KUTIPAN SUMBER:
------------------------------------------------------------------------

E. Saluran pelaksanaan
1. Saluran militer: saluran ini banyak
dijumpai pada negara-negara totaliter. Melalui saluran ini penguasa lebih
banyak menggunakan paksaan (coercion) serta kekuatan militer (military
force) untuk melaksanakan kekuasaanya. Tujuan utamanya adalah untuk
menimbulkan rasa takut dalam diri masyarakat, sehingga mereka tunduk kepada
keinginan penguasa atau sekelompok orang yang dianggap sebagai penguasa.
2. Saluran ideology: Penguasa-penguasa dalam masyarakat biasanya mengemukakan serangkaian ajaran-ajaran atau
doktrin-doktrin, yang bertujuan untuk
menerangkan dan sekaligus memberi dasar pembenaran
bagi pelaksanaan kekuasaannya; hal itu dilakukan agar supaya kekuasaannya dapat
menjelma menjadi wewenang. Setiap penguasa akan berusaha untuk dapat
menerangkan ideologinya tersebut dengan sebaik-baiknya sehingga melembaga (institutionalized)
bahkan mendarah daging (internalized) dalam diri warga-warga masyarakat.
3. Saluran politik: Melalui saluran politik, penguasa dan pemerintah
berusaha untuk membuat peraturan-peraturan yang harus ditaati oleh masyrakat,
caranya antara lain dengan meyakinkan atau memaksa masyarakat untuk mentaati
peraturan-peraturan yangdibuat oleh badan-badan yang berwenang dan sah.
4. Saluran tradisional: Saluran tradisi ini biasanya merupakan saluran
yang paling disukai, karena ada keselarasan antara nilai-nilai yang
diberlakukan dengan kebiasaan-kebiasaan atau tradisi dalam suatu masyarakat,
sehingga pelaksanaan kekuasaan dapat berjalan dengan lancar. Cara menggunakan
saluran ini adalah dengan menguji tradisi pemegang kekuasaaan dengan tradisi
yang ada dalam masyarakat yang sudah meresap di dalam jiwa masyarakat yang
bersangkutan.
5. Saluran ekonomi: saluran ini digunakan dengan jalan menguasai ekonomi
serta kehidupan rakyat. Penguasa
berusaha menguasai kehidupan masyarakat dengan melakukan pendekatan-pendekatan
dengan menggunakan saluran-saluran ekonomi; dengan pola penguasaan ini maka
penguasa dapat melaksanakan peraturan-peraturannya serta akan menyalurkan
pemerintahannya dengan disertai sanksi-sanksi tertentu. Bentuknya bisa berupa
monopoli, penguasaan sektor-sektor penting dalam masyarakat, atau penguasaan
kaum buruh.
6.

------------------------------------------------------------------------

DATA YANG DIBERIKAN:
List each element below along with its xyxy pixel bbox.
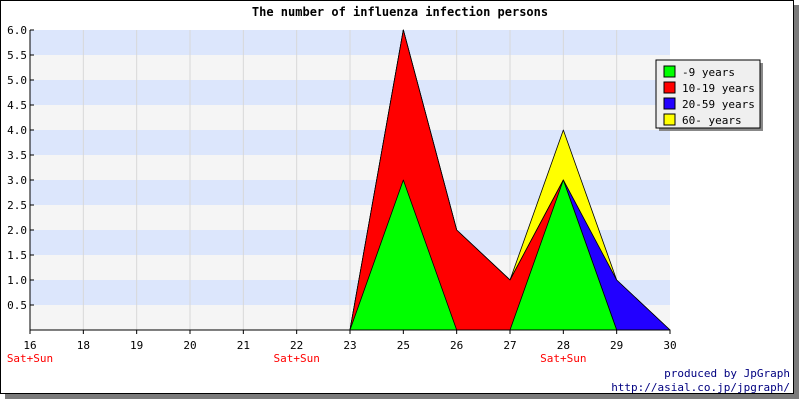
legend-swatch	[663, 97, 676, 110]
chart-title: The number of influenza infection person…	[252, 5, 548, 19]
x-tick-label: 26	[450, 339, 463, 352]
y-tick-label: 1.0	[7, 274, 27, 287]
x-tick-label: 20	[183, 339, 196, 352]
y-tick-label: 4.0	[7, 124, 27, 137]
x-tick-label: 27	[503, 339, 516, 352]
y-tick-label: 6.0	[7, 24, 27, 37]
weekend-label: Sat+Sun	[540, 352, 586, 365]
legend-label: 20-59 years	[682, 98, 755, 111]
x-tick-label: 16	[23, 339, 36, 352]
credit-link[interactable]: http://asial.co.jp/jpgraph/	[611, 381, 790, 394]
x-axis-ticks: 16 18 19 20 21 22 23 25 26 27 28 29 30 Sat+Sun Sat+Sun…	[7, 330, 677, 365]
legend-swatch	[663, 65, 676, 78]
x-tick-label: 23	[343, 339, 356, 352]
x-tick-label: 18	[77, 339, 90, 352]
x-tick-label: 25	[397, 339, 410, 352]
x-tick-label: 28	[557, 339, 570, 352]
legend-swatch	[663, 113, 676, 126]
y-tick-label: 1.5	[7, 249, 27, 262]
legend: -9 years 10-19 years 20-59 years 60- years	[655, 59, 763, 131]
y-axis-ticks: 1.0 1.5 2.0 2.5 3.0 3.5 4.0 4.5 5.0 5.5 6.0 0.5	[7, 24, 34, 312]
legend-label: -9 years	[682, 66, 735, 79]
y-tick-label: 2.0	[7, 224, 27, 237]
legend-label: 10-19 years	[682, 82, 755, 95]
y-tick-label: 5.5	[7, 49, 27, 62]
y-tick-label: 3.5	[7, 149, 27, 162]
y-tick-label: 5.0	[7, 74, 27, 87]
x-tick-label: 19	[130, 339, 143, 352]
y-tick-label: 2.5	[7, 199, 27, 212]
x-tick-label: 29	[610, 339, 623, 352]
x-tick-label: 21	[237, 339, 250, 352]
weekend-label: Sat+Sun	[7, 352, 53, 365]
y-tick-label: 4.5	[7, 99, 27, 112]
credit-line-1: produced by JpGraph	[664, 367, 790, 380]
legend-swatch	[663, 81, 676, 94]
x-tick-label: 22	[290, 339, 303, 352]
y-tick-label: 3.0	[7, 174, 27, 187]
weekend-label: Sat+Sun	[273, 352, 319, 365]
legend-label: 60- years	[682, 114, 742, 127]
x-tick-label: 30	[663, 339, 676, 352]
y-tick-label: 0.5	[7, 299, 27, 312]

------------------------------------------------------------------------

SOAL: Bisakah Anda menyalin ulang kata demi kata seluruh bagian kutipan tentang saluran pelaksanaan kekuasaan, mulai dari "3. Saluran politik: Melalui" terus ke bawah sampai "bersangkutan."?

HASIL:
3. Saluran politik: Melalui saluran politik, penguasa dan pemerintah
berusaha untuk membuat peraturan-peraturan yang harus ditaati oleh masyrakat,
caranya antara lain dengan meyakinkan atau memaksa masyarakat untuk mentaati
peraturan-peraturan yangdibuat oleh badan-badan yang berwenang dan sah.
4. Saluran tradisional: Saluran tradisi ini biasanya merupakan saluran
yang paling disukai, karena ada keselarasan antara nilai-nilai yang
diberlakukan dengan kebiasaan-kebiasaan atau tradisi dalam suatu masyarakat,
sehingga pelaksanaan kekuasaan dapat berjalan dengan lancar. Cara menggunakan
saluran ini adalah dengan menguji tradisi pemegang kekuasaaan dengan tradisi
yang ada dalam masyarakat yang sudah meresap di dalam jiwa masyarakat yang
bersangkutan.